> **Assignment**
Where the records below show the word "einige" in a line, please copy that line.

> **Supplied records**
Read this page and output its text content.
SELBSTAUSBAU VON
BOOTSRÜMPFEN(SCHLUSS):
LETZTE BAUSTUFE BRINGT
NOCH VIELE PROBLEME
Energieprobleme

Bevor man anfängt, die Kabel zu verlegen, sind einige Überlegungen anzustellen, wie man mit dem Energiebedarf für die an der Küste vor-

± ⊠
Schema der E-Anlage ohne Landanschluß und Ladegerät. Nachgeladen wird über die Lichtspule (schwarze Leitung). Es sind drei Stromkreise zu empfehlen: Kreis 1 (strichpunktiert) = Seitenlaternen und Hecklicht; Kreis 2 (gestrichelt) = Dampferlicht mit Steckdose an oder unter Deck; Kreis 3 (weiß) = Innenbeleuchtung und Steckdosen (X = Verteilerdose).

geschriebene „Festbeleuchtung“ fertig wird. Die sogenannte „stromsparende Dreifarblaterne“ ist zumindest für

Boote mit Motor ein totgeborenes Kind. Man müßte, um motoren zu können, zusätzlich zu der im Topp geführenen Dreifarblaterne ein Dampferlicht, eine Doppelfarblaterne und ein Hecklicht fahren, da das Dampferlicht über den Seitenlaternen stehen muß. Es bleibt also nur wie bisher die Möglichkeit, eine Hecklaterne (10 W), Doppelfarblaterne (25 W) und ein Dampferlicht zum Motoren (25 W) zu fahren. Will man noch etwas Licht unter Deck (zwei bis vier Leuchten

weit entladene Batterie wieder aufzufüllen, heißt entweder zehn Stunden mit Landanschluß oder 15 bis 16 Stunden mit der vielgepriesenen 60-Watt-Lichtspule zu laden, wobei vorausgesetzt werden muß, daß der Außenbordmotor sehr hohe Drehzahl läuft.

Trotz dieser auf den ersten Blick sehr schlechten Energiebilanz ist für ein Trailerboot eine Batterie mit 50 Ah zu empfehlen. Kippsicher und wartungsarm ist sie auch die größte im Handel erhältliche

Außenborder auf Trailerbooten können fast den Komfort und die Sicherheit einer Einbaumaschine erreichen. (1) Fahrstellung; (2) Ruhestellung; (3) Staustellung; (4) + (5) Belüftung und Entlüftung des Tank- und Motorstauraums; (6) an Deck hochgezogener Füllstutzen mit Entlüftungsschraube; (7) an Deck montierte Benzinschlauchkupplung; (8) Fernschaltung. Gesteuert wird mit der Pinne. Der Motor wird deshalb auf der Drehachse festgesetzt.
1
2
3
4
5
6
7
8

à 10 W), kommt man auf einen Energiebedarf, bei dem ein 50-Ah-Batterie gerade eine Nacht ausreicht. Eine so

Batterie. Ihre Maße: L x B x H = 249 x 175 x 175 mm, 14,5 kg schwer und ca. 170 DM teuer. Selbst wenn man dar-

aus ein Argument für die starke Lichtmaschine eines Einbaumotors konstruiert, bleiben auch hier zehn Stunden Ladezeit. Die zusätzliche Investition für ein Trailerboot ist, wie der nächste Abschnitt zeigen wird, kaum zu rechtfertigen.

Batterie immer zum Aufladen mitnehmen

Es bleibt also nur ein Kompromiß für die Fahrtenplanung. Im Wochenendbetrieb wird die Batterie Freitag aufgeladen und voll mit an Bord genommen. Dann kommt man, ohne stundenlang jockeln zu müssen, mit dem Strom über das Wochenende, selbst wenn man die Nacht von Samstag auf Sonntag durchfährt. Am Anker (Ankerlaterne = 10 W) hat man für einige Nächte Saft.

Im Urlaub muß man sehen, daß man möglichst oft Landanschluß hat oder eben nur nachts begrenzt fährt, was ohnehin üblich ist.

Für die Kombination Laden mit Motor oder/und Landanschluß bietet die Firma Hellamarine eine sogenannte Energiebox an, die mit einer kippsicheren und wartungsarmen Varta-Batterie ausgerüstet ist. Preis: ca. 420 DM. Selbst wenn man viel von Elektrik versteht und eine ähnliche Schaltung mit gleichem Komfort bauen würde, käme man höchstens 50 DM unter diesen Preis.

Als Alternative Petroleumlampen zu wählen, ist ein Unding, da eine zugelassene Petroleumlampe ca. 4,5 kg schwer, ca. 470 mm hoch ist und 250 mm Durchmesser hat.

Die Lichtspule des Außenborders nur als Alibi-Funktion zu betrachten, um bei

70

> **Task response**
Bevor man anfängt, die Kabel zu verlegen, sind einige Überlegungen anzustellen, wie man mit dem Energiebedarf für die an der Küste vor-
Es bleibt also nur ein Kompromiß für die Fahrtenplanung. Im Wochenendbetrieb wird die Batterie Freitag aufgeladen und voll mit an Bord genommen. Dann kommt man, ohne stundenlang jockeln zu müssen, mit dem Strom über das Wochenende, selbst wenn man die Nacht von Samstag auf Sonntag durchfährt. Am Anker (Ankerlaterne = 10 W) hat man für einige Nächte Saft.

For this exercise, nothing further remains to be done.